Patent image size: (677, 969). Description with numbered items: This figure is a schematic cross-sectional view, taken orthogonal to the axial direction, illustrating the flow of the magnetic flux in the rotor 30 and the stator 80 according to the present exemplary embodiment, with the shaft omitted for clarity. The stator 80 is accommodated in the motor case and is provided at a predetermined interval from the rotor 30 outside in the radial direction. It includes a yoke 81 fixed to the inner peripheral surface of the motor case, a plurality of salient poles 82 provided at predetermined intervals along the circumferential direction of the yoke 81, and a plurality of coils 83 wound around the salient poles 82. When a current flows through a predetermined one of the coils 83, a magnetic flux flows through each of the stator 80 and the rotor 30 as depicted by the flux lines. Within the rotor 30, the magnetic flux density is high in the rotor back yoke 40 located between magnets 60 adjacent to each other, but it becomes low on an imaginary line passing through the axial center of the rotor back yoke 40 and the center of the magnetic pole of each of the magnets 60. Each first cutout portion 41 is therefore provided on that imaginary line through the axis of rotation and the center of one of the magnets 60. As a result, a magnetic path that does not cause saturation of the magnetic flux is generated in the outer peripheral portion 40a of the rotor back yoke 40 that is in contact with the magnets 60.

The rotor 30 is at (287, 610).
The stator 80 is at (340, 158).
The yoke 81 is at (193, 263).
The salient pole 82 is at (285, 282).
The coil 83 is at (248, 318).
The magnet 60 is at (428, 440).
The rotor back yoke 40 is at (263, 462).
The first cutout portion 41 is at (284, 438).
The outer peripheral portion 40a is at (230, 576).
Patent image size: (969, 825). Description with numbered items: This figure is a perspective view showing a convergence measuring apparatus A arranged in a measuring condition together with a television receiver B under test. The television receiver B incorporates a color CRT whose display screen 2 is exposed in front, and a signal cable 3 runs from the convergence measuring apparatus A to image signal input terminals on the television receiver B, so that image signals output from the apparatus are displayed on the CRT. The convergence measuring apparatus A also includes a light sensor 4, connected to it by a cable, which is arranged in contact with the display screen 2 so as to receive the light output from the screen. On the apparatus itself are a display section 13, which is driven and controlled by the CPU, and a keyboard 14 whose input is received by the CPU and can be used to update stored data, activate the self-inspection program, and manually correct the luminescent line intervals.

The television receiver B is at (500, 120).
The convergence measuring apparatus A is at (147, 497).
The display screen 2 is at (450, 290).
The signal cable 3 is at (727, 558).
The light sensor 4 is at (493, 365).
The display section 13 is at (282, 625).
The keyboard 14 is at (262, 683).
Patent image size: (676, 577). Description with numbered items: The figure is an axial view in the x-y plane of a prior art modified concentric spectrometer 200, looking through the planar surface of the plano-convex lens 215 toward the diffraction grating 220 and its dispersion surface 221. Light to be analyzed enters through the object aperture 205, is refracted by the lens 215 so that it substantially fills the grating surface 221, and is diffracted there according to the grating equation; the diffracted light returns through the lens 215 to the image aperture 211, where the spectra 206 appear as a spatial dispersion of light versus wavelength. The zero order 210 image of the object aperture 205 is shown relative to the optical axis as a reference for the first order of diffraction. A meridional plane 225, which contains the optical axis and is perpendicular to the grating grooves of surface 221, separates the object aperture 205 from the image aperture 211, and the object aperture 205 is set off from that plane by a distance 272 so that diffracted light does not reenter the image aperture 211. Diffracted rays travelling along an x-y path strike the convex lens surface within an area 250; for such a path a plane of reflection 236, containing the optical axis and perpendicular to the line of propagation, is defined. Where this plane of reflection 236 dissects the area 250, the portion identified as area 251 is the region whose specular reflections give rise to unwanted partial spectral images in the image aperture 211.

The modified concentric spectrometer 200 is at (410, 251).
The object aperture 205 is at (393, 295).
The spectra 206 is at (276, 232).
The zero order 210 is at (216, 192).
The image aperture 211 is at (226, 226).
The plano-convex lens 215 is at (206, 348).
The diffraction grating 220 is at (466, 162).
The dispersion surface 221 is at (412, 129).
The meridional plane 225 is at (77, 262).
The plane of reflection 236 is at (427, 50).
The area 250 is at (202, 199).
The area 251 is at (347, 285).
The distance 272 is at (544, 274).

## [Set task]
Count the lines of the data above that contain the word "received", treating uppercase and lowercase letters as different. Give only the number.

## [Response]
1